* BEGIN Records provided *

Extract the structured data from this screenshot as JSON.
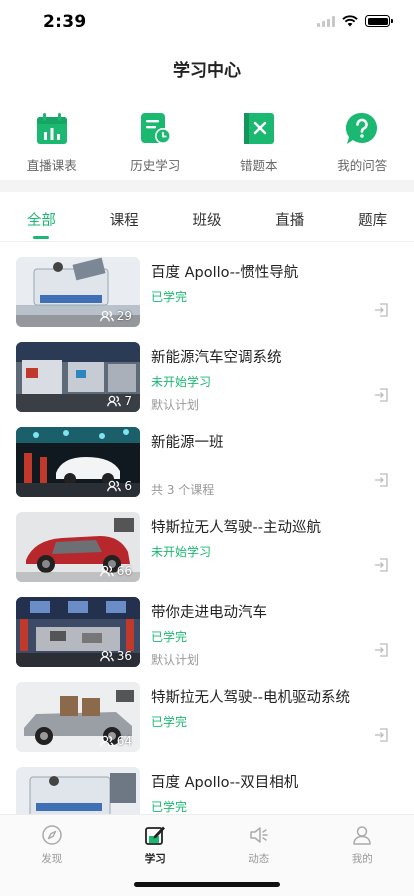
{
  "status_bar": {
    "time": "2:39"
  },
  "nav": {
    "title": "学习中心"
  },
  "quick_entries": [
    {
      "label": "直播课表",
      "icon": "calendar-chart-icon"
    },
    {
      "label": "历史学习",
      "icon": "history-doc-icon"
    },
    {
      "label": "错题本",
      "icon": "wrong-book-icon"
    },
    {
      "label": "我的问答",
      "icon": "question-bubble-icon"
    }
  ],
  "tabs": [
    {
      "label": "全部",
      "active": true
    },
    {
      "label": "课程",
      "active": false
    },
    {
      "label": "班级",
      "active": false
    },
    {
      "label": "直播",
      "active": false
    },
    {
      "label": "题库",
      "active": false
    }
  ],
  "courses": [
    {
      "title": "百度 Apollo--惯性导航",
      "status": "已学完",
      "sub": "",
      "learners": "29"
    },
    {
      "title": "新能源汽车空调系统",
      "status": "未开始学习",
      "sub": "默认计划",
      "learners": "7"
    },
    {
      "title": "新能源一班",
      "status": "",
      "sub": "共 3 个课程",
      "learners": "6"
    },
    {
      "title": "特斯拉无人驾驶--主动巡航",
      "status": "未开始学习",
      "sub": "",
      "learners": "66"
    },
    {
      "title": "带你走进电动汽车",
      "status": "已学完",
      "sub": "默认计划",
      "learners": "36"
    },
    {
      "title": "特斯拉无人驾驶--电机驱动系统",
      "status": "已学完",
      "sub": "",
      "learners": "64"
    },
    {
      "title": "百度 Apollo--双目相机",
      "status": "已学完",
      "sub": "",
      "learners": ""
    }
  ],
  "tabbar": [
    {
      "label": "发现",
      "icon": "compass-icon",
      "active": false
    },
    {
      "label": "学习",
      "icon": "study-edit-icon",
      "active": true
    },
    {
      "label": "动态",
      "icon": "speaker-icon",
      "active": false
    },
    {
      "label": "我的",
      "icon": "person-icon",
      "active": false
    }
  ],
  "colors": {
    "accent": "#1bb872",
    "text": "#222222",
    "muted": "#999999"
  }
}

* END Records provided *

**Set task**
Among these entries, how many lines include the string "特斯拉无人驾驶"? Reply with the number by itself.

**Result of the exercise**
2